*INSTRUCTION*: Find how many lines in the data below mention "Assembly". Give the number only.

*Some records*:
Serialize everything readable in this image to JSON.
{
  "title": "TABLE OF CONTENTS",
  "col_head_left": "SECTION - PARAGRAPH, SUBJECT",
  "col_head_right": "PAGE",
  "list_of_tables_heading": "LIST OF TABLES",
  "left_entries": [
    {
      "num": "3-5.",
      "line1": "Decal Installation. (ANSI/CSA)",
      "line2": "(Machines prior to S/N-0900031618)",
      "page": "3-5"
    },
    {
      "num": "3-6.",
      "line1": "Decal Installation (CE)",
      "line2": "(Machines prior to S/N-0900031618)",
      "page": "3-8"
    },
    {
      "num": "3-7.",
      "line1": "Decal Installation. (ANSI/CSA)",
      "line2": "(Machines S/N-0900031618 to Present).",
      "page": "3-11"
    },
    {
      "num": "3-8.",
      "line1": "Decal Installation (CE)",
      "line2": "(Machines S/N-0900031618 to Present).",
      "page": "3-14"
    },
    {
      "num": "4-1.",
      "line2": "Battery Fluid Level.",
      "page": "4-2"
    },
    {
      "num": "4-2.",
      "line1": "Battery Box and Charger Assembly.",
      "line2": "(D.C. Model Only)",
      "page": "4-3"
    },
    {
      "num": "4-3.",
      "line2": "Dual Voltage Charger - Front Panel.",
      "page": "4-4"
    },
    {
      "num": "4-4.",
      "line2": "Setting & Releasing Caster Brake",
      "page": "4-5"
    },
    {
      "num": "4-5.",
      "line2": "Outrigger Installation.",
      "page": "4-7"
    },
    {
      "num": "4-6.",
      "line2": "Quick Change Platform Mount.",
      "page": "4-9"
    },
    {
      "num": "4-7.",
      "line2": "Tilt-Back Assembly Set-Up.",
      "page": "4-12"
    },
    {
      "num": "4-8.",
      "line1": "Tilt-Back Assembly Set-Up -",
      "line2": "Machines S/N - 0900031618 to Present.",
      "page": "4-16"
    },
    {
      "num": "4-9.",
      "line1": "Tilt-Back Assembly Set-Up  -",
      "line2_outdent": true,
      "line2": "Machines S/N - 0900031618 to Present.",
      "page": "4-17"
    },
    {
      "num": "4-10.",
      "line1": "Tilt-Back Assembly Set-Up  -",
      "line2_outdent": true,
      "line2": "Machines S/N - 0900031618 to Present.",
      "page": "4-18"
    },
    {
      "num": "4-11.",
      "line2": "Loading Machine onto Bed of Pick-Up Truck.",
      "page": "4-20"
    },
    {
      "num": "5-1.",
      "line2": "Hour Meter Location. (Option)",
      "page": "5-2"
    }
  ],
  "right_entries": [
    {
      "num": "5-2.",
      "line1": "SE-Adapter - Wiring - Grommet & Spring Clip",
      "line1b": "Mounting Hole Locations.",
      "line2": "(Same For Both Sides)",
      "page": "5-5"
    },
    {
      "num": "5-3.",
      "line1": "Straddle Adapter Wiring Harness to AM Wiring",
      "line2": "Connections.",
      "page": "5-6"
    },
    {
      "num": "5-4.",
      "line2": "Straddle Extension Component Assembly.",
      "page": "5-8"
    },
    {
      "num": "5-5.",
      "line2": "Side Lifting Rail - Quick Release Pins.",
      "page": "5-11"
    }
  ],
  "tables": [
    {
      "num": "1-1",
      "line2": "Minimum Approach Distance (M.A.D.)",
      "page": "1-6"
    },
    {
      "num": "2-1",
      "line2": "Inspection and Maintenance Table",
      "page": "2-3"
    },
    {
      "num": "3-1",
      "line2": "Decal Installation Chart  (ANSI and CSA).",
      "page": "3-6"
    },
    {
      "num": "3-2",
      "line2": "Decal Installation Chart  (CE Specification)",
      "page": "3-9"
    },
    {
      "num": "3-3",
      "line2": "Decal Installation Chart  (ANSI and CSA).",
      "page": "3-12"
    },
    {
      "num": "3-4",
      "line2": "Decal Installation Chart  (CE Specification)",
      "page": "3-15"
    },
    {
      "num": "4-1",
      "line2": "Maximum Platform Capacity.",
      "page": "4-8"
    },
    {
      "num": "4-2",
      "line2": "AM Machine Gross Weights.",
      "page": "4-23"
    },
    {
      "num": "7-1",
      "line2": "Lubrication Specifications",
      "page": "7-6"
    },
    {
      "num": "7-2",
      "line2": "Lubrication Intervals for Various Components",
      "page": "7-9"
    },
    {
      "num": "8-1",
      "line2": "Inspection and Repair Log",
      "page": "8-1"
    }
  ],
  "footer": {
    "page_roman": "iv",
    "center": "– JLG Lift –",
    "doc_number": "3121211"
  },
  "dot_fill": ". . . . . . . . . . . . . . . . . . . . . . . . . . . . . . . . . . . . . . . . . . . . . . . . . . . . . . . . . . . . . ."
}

*SOLUTION TO THIS EXERCISE*: 6